- **STATED TASK**
Among the entries below, find the lines with "Mountains" and copy them.

- **EXERCISE MATERIALS**
>> start

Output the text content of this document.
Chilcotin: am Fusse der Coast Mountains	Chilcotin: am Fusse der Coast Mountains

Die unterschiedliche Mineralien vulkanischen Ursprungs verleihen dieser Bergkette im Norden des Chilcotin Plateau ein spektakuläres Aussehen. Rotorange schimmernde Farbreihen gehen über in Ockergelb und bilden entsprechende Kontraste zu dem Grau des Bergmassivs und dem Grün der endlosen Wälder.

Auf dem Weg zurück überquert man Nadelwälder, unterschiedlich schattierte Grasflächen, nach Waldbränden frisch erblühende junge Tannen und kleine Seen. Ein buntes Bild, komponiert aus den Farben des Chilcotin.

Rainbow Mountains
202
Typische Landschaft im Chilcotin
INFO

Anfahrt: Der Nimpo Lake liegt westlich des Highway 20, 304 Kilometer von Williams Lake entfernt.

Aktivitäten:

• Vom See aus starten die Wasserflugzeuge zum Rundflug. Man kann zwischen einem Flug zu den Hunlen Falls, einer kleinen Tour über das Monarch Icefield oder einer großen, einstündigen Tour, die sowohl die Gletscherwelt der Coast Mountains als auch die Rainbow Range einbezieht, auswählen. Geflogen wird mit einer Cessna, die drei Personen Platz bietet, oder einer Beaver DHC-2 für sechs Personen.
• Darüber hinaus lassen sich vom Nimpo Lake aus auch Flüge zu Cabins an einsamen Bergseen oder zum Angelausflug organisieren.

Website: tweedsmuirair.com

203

>> end

- **COMPLETED EXERCISE**
Chilcotin: am Fusse der Coast Mountains	Chilcotin: am Fusse der Coast Mountains
Rainbow Mountains
• Vom See aus starten die Wasserflugzeuge zum Rundflug. Man kann zwischen einem Flug zu den Hunlen Falls, einer kleinen Tour über das Monarch Icefield oder einer großen, einstündigen Tour, die sowohl die Gletscherwelt der Coast Mountains als auch die Rainbow Range einbezieht, auswählen. Geflogen wird mit einer Cessna, die drei Personen Platz bietet, oder einer Beaver DHC-2 für sechs Personen.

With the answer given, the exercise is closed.